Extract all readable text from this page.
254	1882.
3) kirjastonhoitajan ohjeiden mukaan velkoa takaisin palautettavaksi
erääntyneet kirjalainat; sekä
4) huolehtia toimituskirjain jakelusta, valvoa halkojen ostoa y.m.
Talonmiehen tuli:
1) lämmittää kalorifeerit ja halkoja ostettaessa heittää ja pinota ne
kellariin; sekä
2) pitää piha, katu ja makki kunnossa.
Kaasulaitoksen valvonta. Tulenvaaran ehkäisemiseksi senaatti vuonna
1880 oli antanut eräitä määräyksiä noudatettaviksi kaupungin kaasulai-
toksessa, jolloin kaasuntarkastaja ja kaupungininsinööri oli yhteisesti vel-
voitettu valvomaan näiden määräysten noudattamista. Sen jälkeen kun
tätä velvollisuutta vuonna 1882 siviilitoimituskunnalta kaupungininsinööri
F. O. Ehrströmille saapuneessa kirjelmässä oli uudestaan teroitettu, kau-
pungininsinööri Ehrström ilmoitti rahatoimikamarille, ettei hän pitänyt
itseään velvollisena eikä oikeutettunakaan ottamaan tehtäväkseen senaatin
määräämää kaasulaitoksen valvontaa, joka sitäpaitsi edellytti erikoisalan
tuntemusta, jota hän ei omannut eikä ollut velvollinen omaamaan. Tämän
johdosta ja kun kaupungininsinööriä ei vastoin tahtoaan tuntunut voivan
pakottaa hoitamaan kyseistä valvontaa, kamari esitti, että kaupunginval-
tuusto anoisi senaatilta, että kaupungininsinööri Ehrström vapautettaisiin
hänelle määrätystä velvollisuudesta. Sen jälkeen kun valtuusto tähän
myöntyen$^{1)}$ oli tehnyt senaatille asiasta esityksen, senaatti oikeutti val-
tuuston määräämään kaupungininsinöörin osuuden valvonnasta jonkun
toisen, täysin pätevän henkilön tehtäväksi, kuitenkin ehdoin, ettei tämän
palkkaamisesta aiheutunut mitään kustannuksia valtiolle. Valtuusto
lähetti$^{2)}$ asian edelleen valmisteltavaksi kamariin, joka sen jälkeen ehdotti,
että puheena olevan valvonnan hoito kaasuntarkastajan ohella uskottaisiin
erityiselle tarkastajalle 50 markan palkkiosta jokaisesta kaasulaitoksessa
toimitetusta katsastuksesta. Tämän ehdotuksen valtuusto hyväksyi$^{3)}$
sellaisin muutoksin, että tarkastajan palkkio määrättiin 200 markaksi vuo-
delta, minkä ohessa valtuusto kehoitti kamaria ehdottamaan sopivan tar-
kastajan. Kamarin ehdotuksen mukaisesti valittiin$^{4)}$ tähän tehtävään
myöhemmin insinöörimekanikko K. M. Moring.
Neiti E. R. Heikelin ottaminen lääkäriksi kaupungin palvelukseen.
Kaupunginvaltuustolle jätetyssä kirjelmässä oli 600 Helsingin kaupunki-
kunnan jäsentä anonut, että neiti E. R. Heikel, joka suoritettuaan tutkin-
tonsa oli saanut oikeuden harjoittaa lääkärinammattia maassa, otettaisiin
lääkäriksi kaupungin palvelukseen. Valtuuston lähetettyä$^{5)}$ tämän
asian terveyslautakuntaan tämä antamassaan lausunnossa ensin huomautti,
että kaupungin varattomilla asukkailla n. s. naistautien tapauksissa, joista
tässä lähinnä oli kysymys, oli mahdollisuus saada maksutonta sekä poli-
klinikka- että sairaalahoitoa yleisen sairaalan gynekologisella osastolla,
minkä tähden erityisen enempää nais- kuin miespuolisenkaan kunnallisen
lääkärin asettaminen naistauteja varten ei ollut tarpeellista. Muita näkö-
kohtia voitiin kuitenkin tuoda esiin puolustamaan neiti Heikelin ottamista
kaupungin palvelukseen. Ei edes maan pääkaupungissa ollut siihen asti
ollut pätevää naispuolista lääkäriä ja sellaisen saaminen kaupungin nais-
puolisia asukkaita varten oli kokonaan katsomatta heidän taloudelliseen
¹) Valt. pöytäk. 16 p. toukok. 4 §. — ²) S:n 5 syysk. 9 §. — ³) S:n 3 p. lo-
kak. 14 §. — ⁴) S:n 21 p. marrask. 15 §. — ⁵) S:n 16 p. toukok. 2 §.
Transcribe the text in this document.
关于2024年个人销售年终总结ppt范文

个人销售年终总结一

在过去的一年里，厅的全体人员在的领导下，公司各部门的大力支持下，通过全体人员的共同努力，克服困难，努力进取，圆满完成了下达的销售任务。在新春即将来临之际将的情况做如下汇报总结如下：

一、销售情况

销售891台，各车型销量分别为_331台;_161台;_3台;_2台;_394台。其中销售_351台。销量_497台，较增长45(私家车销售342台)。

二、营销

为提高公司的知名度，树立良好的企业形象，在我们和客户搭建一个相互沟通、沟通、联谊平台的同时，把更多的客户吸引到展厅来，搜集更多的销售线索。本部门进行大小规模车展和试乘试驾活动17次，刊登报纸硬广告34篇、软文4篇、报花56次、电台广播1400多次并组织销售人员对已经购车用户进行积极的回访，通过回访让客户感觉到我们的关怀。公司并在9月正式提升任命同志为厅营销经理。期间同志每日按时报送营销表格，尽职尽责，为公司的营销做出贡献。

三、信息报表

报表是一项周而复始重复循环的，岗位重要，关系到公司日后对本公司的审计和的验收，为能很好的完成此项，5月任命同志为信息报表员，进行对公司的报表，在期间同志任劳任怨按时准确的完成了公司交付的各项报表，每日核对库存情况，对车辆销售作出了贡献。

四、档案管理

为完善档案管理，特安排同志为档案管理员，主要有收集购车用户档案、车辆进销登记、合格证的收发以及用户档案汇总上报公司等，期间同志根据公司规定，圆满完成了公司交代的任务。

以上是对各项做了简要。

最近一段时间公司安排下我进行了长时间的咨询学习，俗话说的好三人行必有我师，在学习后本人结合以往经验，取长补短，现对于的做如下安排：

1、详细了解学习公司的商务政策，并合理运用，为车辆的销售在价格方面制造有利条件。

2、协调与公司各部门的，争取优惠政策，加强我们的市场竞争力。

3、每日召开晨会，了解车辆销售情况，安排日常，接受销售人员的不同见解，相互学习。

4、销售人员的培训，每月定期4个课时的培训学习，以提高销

☆ ☆ ☆ ☆ ☆

- _What you have to do_
Each line above must be printed exactly as it appears.

- _Answer to the exercise_
Extract all readable text from this page.
254	1882.
3) kirjastonhoitajan ohjeiden mukaan velkoa takaisin palautettavaksi
erääntyneet kirjalainat; sekä
4) huolehtia toimituskirjain jakelusta, valvoa halkojen ostoa y.m.
Talonmiehen tuli:
1) lämmittää kalorifeerit ja halkoja ostettaessa heittää ja pinota ne
kellariin; sekä
2) pitää piha, katu ja makki kunnossa.
Kaasulaitoksen valvonta. Tulenvaaran ehkäisemiseksi senaatti vuonna
1880 oli antanut eräitä määräyksiä noudatettaviksi kaupungin kaasulai-
toksessa, jolloin kaasuntarkastaja ja kaupungininsinööri oli yhteisesti vel-
voitettu valvomaan näiden määräysten noudattamista. Sen jälkeen kun
tätä velvollisuutta vuonna 1882 siviilitoimituskunnalta kaupungininsinööri
F. O. Ehrströmille saapuneessa kirjelmässä oli uudestaan teroitettu, kau-
pungininsinööri Ehrström ilmoitti rahatoimikamarille, ettei hän pitänyt
itseään velvollisena eikä oikeutettunakaan ottamaan tehtäväkseen senaatin
määräämää kaasulaitoksen valvontaa, joka sitäpaitsi edellytti erikoisalan
tuntemusta, jota hän ei omannut eikä ollut velvollinen omaamaan. Tämän
johdosta ja kun kaupungininsinööriä ei vastoin tahtoaan tuntunut voivan
pakottaa hoitamaan kyseistä valvontaa, kamari esitti, että kaupunginval-
tuusto anoisi senaatilta, että kaupungininsinööri Ehrström vapautettaisiin
hänelle määrätystä velvollisuudesta. Sen jälkeen kun valtuusto tähän
myöntyen$^{1)}$ oli tehnyt senaatille asiasta esityksen, senaatti oikeutti val-
tuuston määräämään kaupungininsinöörin osuuden valvonnasta jonkun
toisen, täysin pätevän henkilön tehtäväksi, kuitenkin ehdoin, ettei tämän
palkkaamisesta aiheutunut mitään kustannuksia valtiolle. Valtuusto
lähetti$^{2)}$ asian edelleen valmisteltavaksi kamariin, joka sen jälkeen ehdotti,
että puheena olevan valvonnan hoito kaasuntarkastajan ohella uskottaisiin
erityiselle tarkastajalle 50 markan palkkiosta jokaisesta kaasulaitoksessa
toimitetusta katsastuksesta. Tämän ehdotuksen valtuusto hyväksyi$^{3)}$
sellaisin muutoksin, että tarkastajan palkkio määrättiin 200 markaksi vuo-
delta, minkä ohessa valtuusto kehoitti kamaria ehdottamaan sopivan tar-
kastajan. Kamarin ehdotuksen mukaisesti valittiin$^{4)}$ tähän tehtävään
myöhemmin insinöörimekanikko K. M. Moring.
Neiti E. R. Heikelin ottaminen lääkäriksi kaupungin palvelukseen.
Kaupunginvaltuustolle jätetyssä kirjelmässä oli 600 Helsingin kaupunki-
kunnan jäsentä anonut, että neiti E. R. Heikel, joka suoritettuaan tutkin-
tonsa oli saanut oikeuden harjoittaa lääkärinammattia maassa, otettaisiin
lääkäriksi kaupungin palvelukseen. Valtuuston lähetettyä$^{5)}$ tämän
asian terveyslautakuntaan tämä antamassaan lausunnossa ensin huomautti,
että kaupungin varattomilla asukkailla n. s. naistautien tapauksissa, joista
tässä lähinnä oli kysymys, oli mahdollisuus saada maksutonta sekä poli-
klinikka- että sairaalahoitoa yleisen sairaalan gynekologisella osastolla,
minkä tähden erityisen enempää nais- kuin miespuolisenkaan kunnallisen
lääkärin asettaminen naistauteja varten ei ollut tarpeellista. Muita näkö-
kohtia voitiin kuitenkin tuoda esiin puolustamaan neiti Heikelin ottamista
kaupungin palvelukseen. Ei edes maan pääkaupungissa ollut siihen asti
ollut pätevää naispuolista lääkäriä ja sellaisen saaminen kaupungin nais-
puolisia asukkaita varten oli kokonaan katsomatta heidän taloudelliseen
¹) Valt. pöytäk. 16 p. toukok. 4 §. — ²) S:n 5 syysk. 9 §. — ³) S:n 3 p. lo-
kak. 14 §. — ⁴) S:n 21 p. marrask. 15 §. — ⁵) S:n 16 p. toukok. 2 §.
Transcribe the text in this document.
关于2024年个人销售年终总结ppt范文

个人销售年终总结一

在过去的一年里，厅的全体人员在的领导下，公司各部门的大力支持下，通过全体人员的共同努力，克服困难，努力进取，圆满完成了下达的销售任务。在新春即将来临之际将的情况做如下汇报总结如下：

一、销售情况

销售891台，各车型销量分别为_331台;_161台;_3台;_2台;_394台。其中销售_351台。销量_497台，较增长45(私家车销售342台)。

二、营销

为提高公司的知名度，树立良好的企业形象，在我们和客户搭建一个相互沟通、沟通、联谊平台的同时，把更多的客户吸引到展厅来，搜集更多的销售线索。本部门进行大小规模车展和试乘试驾活动17次，刊登报纸硬广告34篇、软文4篇、报花56次、电台广播1400多次并组织销售人员对已经购车用户进行积极的回访，通过回访让客户感觉到我们的关怀。公司并在9月正式提升任命同志为厅营销经理。期间同志每日按时报送营销表格，尽职尽责，为公司的营销做出贡献。

三、信息报表

报表是一项周而复始重复循环的，岗位重要，关系到公司日后对本公司的审计和的验收，为能很好的完成此项，5月任命同志为信息报表员，进行对公司的报表，在期间同志任劳任怨按时准确的完成了公司交付的各项报表，每日核对库存情况，对车辆销售作出了贡献。

四、档案管理

为完善档案管理，特安排同志为档案管理员，主要有收集购车用户档案、车辆进销登记、合格证的收发以及用户档案汇总上报公司等，期间同志根据公司规定，圆满完成了公司交代的任务。

以上是对各项做了简要。

最近一段时间公司安排下我进行了长时间的咨询学习，俗话说的好三人行必有我师，在学习后本人结合以往经验，取长补短，现对于的做如下安排：

1、详细了解学习公司的商务政策，并合理运用，为车辆的销售在价格方面制造有利条件。

2、协调与公司各部门的，争取优惠政策，加强我们的市场竞争力。

3、每日召开晨会，了解车辆销售情况，安排日常，接受销售人员的不同见解，相互学习。

4、销售人员的培训，每月定期4个课时的培训学习，以提高销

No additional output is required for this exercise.